> [WRITTEN INSTRUCTION]:
Seek out every line containing the word "title", and copy each.
┌─ TASK DATA
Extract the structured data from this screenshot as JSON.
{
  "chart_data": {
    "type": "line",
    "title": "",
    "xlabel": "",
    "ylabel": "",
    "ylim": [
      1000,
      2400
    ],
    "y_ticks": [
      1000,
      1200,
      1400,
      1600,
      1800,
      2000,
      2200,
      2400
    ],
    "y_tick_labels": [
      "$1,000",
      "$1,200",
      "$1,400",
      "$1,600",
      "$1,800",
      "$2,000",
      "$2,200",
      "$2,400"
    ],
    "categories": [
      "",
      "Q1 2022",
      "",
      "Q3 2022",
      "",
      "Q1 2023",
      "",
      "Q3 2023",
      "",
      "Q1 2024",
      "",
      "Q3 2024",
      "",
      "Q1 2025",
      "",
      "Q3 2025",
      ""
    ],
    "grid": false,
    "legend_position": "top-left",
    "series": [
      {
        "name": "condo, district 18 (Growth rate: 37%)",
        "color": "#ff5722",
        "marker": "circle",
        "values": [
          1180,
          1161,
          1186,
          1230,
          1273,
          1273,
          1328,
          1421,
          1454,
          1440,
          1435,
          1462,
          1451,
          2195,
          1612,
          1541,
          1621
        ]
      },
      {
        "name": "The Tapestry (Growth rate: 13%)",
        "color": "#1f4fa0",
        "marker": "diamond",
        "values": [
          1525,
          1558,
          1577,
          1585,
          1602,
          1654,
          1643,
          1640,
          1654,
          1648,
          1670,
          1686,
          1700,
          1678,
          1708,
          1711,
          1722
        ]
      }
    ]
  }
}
└─
┌─ TASK DATA
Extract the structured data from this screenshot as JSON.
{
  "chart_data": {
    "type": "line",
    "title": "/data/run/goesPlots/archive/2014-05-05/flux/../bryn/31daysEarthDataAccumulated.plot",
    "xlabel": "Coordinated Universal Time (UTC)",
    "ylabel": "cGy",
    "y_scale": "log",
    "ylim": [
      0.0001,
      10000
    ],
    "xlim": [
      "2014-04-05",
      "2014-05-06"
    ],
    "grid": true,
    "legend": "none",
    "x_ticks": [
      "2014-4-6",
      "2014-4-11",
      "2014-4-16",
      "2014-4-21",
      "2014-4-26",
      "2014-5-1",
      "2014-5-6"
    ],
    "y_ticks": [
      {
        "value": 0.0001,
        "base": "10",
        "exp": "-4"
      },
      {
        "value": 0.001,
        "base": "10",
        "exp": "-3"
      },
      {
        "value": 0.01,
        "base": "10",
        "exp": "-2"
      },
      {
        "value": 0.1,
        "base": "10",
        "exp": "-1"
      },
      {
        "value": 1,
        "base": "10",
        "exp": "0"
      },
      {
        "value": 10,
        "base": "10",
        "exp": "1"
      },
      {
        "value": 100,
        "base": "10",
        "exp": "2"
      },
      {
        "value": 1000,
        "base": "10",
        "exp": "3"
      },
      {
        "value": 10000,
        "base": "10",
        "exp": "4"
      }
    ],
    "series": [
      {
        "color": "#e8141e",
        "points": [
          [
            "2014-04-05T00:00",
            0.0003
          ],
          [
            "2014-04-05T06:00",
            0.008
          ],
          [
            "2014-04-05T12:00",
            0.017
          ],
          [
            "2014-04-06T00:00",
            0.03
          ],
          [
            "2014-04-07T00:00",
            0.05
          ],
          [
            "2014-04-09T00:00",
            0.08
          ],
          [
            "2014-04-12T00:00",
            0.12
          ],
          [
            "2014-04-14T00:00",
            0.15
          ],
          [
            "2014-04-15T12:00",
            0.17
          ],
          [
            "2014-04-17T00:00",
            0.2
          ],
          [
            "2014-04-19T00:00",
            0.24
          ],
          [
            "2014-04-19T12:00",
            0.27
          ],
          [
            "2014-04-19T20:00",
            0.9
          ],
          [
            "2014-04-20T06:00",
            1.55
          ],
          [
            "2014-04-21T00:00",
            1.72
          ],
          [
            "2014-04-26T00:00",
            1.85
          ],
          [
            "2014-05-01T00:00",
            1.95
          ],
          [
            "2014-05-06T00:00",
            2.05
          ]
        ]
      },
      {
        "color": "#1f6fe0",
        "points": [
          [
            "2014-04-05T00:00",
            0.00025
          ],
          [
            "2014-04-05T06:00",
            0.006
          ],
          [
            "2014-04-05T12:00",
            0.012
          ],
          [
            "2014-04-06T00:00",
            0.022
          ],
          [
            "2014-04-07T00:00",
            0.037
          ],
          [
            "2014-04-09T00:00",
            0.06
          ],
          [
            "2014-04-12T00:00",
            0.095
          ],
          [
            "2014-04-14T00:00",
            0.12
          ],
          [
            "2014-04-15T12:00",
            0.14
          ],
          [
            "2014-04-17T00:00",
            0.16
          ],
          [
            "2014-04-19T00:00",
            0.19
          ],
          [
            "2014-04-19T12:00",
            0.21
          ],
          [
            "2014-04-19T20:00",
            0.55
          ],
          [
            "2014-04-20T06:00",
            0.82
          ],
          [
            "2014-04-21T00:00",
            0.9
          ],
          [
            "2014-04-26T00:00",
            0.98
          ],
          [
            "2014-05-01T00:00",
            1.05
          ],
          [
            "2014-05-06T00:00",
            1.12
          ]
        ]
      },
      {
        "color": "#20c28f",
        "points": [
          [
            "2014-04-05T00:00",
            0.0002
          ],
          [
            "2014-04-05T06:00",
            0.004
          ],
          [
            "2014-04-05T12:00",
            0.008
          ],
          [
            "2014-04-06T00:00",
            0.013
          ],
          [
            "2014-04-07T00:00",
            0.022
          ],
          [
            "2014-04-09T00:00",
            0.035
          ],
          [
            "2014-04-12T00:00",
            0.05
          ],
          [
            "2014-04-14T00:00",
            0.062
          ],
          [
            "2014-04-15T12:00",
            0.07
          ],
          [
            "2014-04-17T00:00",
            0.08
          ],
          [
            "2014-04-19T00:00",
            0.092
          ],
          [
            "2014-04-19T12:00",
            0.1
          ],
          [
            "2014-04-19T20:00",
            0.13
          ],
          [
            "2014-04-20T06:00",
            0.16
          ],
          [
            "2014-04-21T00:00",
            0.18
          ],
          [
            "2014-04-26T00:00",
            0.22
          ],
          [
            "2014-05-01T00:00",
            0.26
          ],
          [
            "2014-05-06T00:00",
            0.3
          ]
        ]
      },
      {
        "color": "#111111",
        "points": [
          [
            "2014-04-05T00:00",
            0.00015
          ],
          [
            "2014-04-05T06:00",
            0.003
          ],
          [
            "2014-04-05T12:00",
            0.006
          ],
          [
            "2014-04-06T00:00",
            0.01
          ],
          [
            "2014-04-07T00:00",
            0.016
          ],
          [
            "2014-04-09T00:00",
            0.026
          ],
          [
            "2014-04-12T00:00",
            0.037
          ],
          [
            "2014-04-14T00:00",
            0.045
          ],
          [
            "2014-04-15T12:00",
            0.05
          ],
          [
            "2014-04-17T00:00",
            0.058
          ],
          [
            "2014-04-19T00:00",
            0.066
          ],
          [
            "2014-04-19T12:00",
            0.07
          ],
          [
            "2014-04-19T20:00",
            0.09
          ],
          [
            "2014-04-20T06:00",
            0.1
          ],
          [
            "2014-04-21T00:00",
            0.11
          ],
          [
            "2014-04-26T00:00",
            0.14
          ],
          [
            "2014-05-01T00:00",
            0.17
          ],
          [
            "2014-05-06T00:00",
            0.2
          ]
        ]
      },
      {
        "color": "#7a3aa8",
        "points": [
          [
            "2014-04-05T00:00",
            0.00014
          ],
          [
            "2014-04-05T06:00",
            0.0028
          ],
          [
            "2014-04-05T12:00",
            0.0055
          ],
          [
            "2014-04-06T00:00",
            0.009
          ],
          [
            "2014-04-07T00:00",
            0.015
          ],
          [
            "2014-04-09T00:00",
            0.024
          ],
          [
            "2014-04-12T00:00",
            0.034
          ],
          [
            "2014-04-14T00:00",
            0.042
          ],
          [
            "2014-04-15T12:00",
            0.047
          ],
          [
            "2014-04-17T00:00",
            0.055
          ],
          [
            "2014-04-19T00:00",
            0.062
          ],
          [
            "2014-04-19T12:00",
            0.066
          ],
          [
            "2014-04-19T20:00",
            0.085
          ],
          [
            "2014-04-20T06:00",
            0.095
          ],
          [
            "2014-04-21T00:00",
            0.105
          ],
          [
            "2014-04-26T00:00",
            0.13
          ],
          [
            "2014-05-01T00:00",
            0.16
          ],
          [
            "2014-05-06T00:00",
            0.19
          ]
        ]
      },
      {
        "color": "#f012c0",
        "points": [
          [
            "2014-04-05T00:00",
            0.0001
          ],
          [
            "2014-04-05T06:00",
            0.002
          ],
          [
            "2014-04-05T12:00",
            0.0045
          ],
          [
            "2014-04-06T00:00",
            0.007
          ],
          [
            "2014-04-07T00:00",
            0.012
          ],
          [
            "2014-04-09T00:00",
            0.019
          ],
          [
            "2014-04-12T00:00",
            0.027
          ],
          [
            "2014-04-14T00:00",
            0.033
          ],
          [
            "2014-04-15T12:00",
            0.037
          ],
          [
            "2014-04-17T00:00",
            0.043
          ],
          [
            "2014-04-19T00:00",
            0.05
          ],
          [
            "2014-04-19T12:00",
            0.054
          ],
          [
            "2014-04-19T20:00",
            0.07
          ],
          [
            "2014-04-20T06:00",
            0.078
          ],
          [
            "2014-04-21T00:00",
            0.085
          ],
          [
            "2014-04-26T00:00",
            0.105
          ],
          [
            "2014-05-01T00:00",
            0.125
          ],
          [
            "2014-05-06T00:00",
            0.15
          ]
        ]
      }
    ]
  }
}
└─
> [REPLY TO THE TASK]:
    "title": "",
    "title": "/data/run/goesPlots/archive/2014-05-05/flux/../bryn/31daysEarthDataAccumulated.plot",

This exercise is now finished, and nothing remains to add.